## Problem requirements
Every record here should be printed again exactly.

Stored records:

● ● ● ● ● ● ●

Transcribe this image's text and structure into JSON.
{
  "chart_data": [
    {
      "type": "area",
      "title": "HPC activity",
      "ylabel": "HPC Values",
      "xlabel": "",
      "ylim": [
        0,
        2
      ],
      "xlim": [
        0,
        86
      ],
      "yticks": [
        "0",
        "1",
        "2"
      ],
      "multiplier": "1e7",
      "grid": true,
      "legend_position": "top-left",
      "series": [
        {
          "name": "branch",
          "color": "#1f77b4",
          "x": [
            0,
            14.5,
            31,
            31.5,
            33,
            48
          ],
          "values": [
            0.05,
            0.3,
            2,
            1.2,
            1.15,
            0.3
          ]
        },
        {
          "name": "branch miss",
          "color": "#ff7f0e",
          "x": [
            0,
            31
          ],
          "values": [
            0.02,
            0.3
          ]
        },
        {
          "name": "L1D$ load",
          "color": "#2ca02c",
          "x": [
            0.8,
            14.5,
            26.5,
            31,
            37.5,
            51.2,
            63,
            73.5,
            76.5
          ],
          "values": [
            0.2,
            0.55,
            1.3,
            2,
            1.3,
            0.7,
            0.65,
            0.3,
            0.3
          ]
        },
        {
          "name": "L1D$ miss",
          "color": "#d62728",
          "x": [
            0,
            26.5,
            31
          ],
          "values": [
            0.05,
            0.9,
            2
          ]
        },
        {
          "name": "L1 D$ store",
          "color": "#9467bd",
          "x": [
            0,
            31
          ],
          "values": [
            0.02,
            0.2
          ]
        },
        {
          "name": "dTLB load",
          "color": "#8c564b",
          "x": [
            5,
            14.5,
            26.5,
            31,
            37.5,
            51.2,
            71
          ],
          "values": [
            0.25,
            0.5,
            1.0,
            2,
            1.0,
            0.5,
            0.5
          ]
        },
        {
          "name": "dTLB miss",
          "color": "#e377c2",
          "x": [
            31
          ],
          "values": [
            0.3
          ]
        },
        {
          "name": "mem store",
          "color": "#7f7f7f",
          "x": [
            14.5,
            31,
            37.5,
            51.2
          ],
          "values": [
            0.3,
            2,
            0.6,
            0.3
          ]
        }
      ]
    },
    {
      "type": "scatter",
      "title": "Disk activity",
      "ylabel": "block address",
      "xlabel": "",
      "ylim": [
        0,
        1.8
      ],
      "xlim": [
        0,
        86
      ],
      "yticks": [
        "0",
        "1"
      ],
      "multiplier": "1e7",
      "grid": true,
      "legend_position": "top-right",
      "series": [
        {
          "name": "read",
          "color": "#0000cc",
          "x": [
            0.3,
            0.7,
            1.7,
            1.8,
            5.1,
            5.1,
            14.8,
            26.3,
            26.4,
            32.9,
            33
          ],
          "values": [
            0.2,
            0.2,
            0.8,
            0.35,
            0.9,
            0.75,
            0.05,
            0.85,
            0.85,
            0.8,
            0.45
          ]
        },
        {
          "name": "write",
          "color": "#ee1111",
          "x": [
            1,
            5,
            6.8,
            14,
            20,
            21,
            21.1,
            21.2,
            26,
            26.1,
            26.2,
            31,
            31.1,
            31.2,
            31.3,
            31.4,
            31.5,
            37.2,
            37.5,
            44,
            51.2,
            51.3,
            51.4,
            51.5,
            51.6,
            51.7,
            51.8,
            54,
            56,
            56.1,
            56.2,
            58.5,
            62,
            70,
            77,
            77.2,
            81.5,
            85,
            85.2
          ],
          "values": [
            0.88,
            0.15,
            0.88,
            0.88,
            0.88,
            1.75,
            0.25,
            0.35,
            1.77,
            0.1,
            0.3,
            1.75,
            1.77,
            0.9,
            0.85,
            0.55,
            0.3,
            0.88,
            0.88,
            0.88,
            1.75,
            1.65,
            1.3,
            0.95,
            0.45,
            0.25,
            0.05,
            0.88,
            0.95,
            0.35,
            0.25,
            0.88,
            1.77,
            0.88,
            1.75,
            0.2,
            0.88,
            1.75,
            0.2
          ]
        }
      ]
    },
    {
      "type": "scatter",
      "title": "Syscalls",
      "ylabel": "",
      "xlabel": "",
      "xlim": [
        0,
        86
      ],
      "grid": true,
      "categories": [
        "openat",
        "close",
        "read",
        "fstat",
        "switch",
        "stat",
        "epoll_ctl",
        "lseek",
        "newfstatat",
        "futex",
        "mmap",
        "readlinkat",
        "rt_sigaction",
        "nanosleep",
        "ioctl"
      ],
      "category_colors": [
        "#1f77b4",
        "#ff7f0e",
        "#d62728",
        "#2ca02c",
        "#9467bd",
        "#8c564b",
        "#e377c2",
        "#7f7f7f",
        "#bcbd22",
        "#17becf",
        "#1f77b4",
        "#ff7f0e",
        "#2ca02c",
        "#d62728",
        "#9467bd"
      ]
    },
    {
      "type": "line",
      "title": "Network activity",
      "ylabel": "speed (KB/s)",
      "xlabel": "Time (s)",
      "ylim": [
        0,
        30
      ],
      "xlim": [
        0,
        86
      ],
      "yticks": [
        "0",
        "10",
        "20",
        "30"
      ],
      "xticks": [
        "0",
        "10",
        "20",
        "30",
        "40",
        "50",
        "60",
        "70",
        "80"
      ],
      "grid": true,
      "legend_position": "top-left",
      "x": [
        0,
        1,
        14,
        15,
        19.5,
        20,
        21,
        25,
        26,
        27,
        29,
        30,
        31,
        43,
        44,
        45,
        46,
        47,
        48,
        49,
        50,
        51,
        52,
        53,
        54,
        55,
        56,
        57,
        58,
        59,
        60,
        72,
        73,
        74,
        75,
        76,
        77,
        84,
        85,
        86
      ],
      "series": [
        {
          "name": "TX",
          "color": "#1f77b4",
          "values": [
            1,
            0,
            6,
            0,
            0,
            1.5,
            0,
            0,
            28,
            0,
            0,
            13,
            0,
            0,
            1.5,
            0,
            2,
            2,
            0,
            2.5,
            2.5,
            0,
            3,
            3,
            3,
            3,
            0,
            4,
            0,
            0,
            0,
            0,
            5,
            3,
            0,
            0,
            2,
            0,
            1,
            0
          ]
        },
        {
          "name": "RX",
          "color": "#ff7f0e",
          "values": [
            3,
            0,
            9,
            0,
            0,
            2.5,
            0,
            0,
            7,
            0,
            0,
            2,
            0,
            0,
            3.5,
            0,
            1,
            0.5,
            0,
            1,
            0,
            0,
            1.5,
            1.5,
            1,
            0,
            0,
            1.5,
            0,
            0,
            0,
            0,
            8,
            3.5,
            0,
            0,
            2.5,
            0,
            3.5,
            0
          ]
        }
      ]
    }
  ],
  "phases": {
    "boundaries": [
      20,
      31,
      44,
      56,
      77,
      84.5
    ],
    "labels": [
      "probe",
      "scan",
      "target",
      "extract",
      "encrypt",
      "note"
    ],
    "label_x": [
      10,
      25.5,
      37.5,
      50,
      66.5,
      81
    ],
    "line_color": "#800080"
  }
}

● ● ● ● ● ● ●

## Result below
Transcribe this image's text and structure into JSON.
{
  "chart_data": [
    {
      "type": "area",
      "title": "HPC activity",
      "ylabel": "HPC Values",
      "xlabel": "",
      "ylim": [
        0,
        2
      ],
      "xlim": [
        0,
        86
      ],
      "yticks": [
        "0",
        "1",
        "2"
      ],
      "multiplier": "1e7",
      "grid": true,
      "legend_position": "top-left",
      "series": [
        {
          "name": "branch",
          "color": "#1f77b4",
          "x": [
            0,
            14.5,
            31,
            31.5,
            33,
            48
          ],
          "values": [
            0.05,
            0.3,
            2,
            1.2,
            1.15,
            0.3
          ]
        },
        {
          "name": "branch miss",
          "color": "#ff7f0e",
          "x": [
            0,
            31
          ],
          "values": [
            0.02,
            0.3
          ]
        },
        {
          "name": "L1D$ load",
          "color": "#2ca02c",
          "x": [
            0.8,
            14.5,
            26.5,
            31,
            37.5,
            51.2,
            63,
            73.5,
            76.5
          ],
          "values": [
            0.2,
            0.55,
            1.3,
            2,
            1.3,
            0.7,
            0.65,
            0.3,
            0.3
          ]
        },
        {
          "name": "L1D$ miss",
          "color": "#d62728",
          "x": [
            0,
            26.5,
            31
          ],
          "values": [
            0.05,
            0.9,
            2
          ]
        },
        {
          "name": "L1 D$ store",
          "color": "#9467bd",
          "x": [
            0,
            31
          ],
          "values": [
            0.02,
            0.2
          ]
        },
        {
          "name": "dTLB load",
          "color": "#8c564b",
          "x": [
            5,
            14.5,
            26.5,
            31,
            37.5,
            51.2,
            71
          ],
          "values": [
            0.25,
            0.5,
            1.0,
            2,
            1.0,
            0.5,
            0.5
          ]
        },
        {
          "name": "dTLB miss",
          "color": "#e377c2",
          "x": [
            31
          ],
          "values": [
            0.3
          ]
        },
        {
          "name": "mem store",
          "color": "#7f7f7f",
          "x": [
            14.5,
            31,
            37.5,
            51.2
          ],
          "values": [
            0.3,
            2,
            0.6,
            0.3
          ]
        }
      ]
    },
    {
      "type": "scatter",
      "title": "Disk activity",
      "ylabel": "block address",
      "xlabel": "",
      "ylim": [
        0,
        1.8
      ],
      "xlim": [
        0,
        86
      ],
      "yticks": [
        "0",
        "1"
      ],
      "multiplier": "1e7",
      "grid": true,
      "legend_position": "top-right",
      "series": [
        {
          "name": "read",
          "color": "#0000cc",
          "x": [
            0.3,
            0.7,
            1.7,
            1.8,
            5.1,
            5.1,
            14.8,
            26.3,
            26.4,
            32.9,
            33
          ],
          "values": [
            0.2,
            0.2,
            0.8,
            0.35,
            0.9,
            0.75,
            0.05,
            0.85,
            0.85,
            0.8,
            0.45
          ]
        },
        {
          "name": "write",
          "color": "#ee1111",
          "x": [
            1,
            5,
            6.8,
            14,
            20,
            21,
            21.1,
            21.2,
            26,
            26.1,
            26.2,
            31,
            31.1,
            31.2,
            31.3,
            31.4,
            31.5,
            37.2,
            37.5,
            44,
            51.2,
            51.3,
            51.4,
            51.5,
            51.6,
            51.7,
            51.8,
            54,
            56,
            56.1,
            56.2,
            58.5,
            62,
            70,
            77,
            77.2,
            81.5,
            85,
            85.2
          ],
          "values": [
            0.88,
            0.15,
            0.88,
            0.88,
            0.88,
            1.75,
            0.25,
            0.35,
            1.77,
            0.1,
            0.3,
            1.75,
            1.77,
            0.9,
            0.85,
            0.55,
            0.3,
            0.88,
            0.88,
            0.88,
            1.75,
            1.65,
            1.3,
            0.95,
            0.45,
            0.25,
            0.05,
            0.88,
            0.95,
            0.35,
            0.25,
            0.88,
            1.77,
            0.88,
            1.75,
            0.2,
            0.88,
            1.75,
            0.2
          ]
        }
      ]
    },
    {
      "type": "scatter",
      "title": "Syscalls",
      "ylabel": "",
      "xlabel": "",
      "xlim": [
        0,
        86
      ],
      "grid": true,
      "categories": [
        "openat",
        "close",
        "read",
        "fstat",
        "switch",
        "stat",
        "epoll_ctl",
        "lseek",
        "newfstatat",
        "futex",
        "mmap",
        "readlinkat",
        "rt_sigaction",
        "nanosleep",
        "ioctl"
      ],
      "category_colors": [
        "#1f77b4",
        "#ff7f0e",
        "#d62728",
        "#2ca02c",
        "#9467bd",
        "#8c564b",
        "#e377c2",
        "#7f7f7f",
        "#bcbd22",
        "#17becf",
        "#1f77b4",
        "#ff7f0e",
        "#2ca02c",
        "#d62728",
        "#9467bd"
      ]
    },
    {
      "type": "line",
      "title": "Network activity",
      "ylabel": "speed (KB/s)",
      "xlabel": "Time (s)",
      "ylim": [
        0,
        30
      ],
      "xlim": [
        0,
        86
      ],
      "yticks": [
        "0",
        "10",
        "20",
        "30"
      ],
      "xticks": [
        "0",
        "10",
        "20",
        "30",
        "40",
        "50",
        "60",
        "70",
        "80"
      ],
      "grid": true,
      "legend_position": "top-left",
      "x": [
        0,
        1,
        14,
        15,
        19.5,
        20,
        21,
        25,
        26,
        27,
        29,
        30,
        31,
        43,
        44,
        45,
        46,
        47,
        48,
        49,
        50,
        51,
        52,
        53,
        54,
        55,
        56,
        57,
        58,
        59,
        60,
        72,
        73,
        74,
        75,
        76,
        77,
        84,
        85,
        86
      ],
      "series": [
        {
          "name": "TX",
          "color": "#1f77b4",
          "values": [
            1,
            0,
            6,
            0,
            0,
            1.5,
            0,
            0,
            28,
            0,
            0,
            13,
            0,
            0,
            1.5,
            0,
            2,
            2,
            0,
            2.5,
            2.5,
            0,
            3,
            3,
            3,
            3,
            0,
            4,
            0,
            0,
            0,
            0,
            5,
            3,
            0,
            0,
            2,
            0,
            1,
            0
          ]
        },
        {
          "name": "RX",
          "color": "#ff7f0e",
          "values": [
            3,
            0,
            9,
            0,
            0,
            2.5,
            0,
            0,
            7,
            0,
            0,
            2,
            0,
            0,
            3.5,
            0,
            1,
            0.5,
            0,
            1,
            0,
            0,
            1.5,
            1.5,
            1,
            0,
            0,
            1.5,
            0,
            0,
            0,
            0,
            8,
            3.5,
            0,
            0,
            2.5,
            0,
            3.5,
            0
          ]
        }
      ]
    }
  ],
  "phases": {
    "boundaries": [
      20,
      31,
      44,
      56,
      77,
      84.5
    ],
    "labels": [
      "probe",
      "scan",
      "target",
      "extract",
      "encrypt",
      "note"
    ],
    "label_x": [
      10,
      25.5,
      37.5,
      50,
      66.5,
      81
    ],
    "line_color": "#800080"
  }
}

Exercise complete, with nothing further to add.